[Stored data entries]
+++
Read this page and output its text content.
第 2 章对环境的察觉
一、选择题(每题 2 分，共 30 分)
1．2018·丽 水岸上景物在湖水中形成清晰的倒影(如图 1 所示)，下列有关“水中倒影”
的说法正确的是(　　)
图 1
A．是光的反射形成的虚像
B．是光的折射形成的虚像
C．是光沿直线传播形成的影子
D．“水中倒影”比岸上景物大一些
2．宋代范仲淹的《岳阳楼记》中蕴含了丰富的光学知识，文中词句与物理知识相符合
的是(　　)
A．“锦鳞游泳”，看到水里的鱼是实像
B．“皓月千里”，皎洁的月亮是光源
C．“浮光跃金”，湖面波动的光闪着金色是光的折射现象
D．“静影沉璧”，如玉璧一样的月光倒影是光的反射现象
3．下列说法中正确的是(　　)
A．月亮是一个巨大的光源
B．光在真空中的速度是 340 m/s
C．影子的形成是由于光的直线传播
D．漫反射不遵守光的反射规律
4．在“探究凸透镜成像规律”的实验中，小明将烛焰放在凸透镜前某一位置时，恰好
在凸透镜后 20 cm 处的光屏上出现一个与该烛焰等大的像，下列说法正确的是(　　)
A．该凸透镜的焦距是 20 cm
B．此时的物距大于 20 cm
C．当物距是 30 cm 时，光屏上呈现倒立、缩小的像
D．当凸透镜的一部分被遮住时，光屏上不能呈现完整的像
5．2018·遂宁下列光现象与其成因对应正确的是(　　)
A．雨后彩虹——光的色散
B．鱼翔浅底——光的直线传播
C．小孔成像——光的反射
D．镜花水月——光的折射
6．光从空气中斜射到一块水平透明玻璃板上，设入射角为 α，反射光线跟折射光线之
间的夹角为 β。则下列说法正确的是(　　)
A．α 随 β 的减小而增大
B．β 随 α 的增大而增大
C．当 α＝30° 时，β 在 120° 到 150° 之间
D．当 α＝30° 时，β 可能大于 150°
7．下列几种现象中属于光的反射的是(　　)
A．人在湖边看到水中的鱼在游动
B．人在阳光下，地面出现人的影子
+++
Work to complete
All of the entries must be quoted exactly; please include each one.

The reply
Read this page and output its text content.
第 2 章对环境的察觉
一、选择题(每题 2 分，共 30 分)
1．2018·丽 水岸上景物在湖水中形成清晰的倒影(如图 1 所示)，下列有关“水中倒影”
的说法正确的是(　　)
图 1
A．是光的反射形成的虚像
B．是光的折射形成的虚像
C．是光沿直线传播形成的影子
D．“水中倒影”比岸上景物大一些
2．宋代范仲淹的《岳阳楼记》中蕴含了丰富的光学知识，文中词句与物理知识相符合
的是(　　)
A．“锦鳞游泳”，看到水里的鱼是实像
B．“皓月千里”，皎洁的月亮是光源
C．“浮光跃金”，湖面波动的光闪着金色是光的折射现象
D．“静影沉璧”，如玉璧一样的月光倒影是光的反射现象
3．下列说法中正确的是(　　)
A．月亮是一个巨大的光源
B．光在真空中的速度是 340 m/s
C．影子的形成是由于光的直线传播
D．漫反射不遵守光的反射规律
4．在“探究凸透镜成像规律”的实验中，小明将烛焰放在凸透镜前某一位置时，恰好
在凸透镜后 20 cm 处的光屏上出现一个与该烛焰等大的像，下列说法正确的是(　　)
A．该凸透镜的焦距是 20 cm
B．此时的物距大于 20 cm
C．当物距是 30 cm 时，光屏上呈现倒立、缩小的像
D．当凸透镜的一部分被遮住时，光屏上不能呈现完整的像
5．2018·遂宁下列光现象与其成因对应正确的是(　　)
A．雨后彩虹——光的色散
B．鱼翔浅底——光的直线传播
C．小孔成像——光的反射
D．镜花水月——光的折射
6．光从空气中斜射到一块水平透明玻璃板上，设入射角为 α，反射光线跟折射光线之
间的夹角为 β。则下列说法正确的是(　　)
A．α 随 β 的减小而增大
B．β 随 α 的增大而增大
C．当 α＝30° 时，β 在 120° 到 150° 之间
D．当 α＝30° 时，β 可能大于 150°
7．下列几种现象中属于光的反射的是(　　)
A．人在湖边看到水中的鱼在游动
B．人在阳光下，地面出现人的影子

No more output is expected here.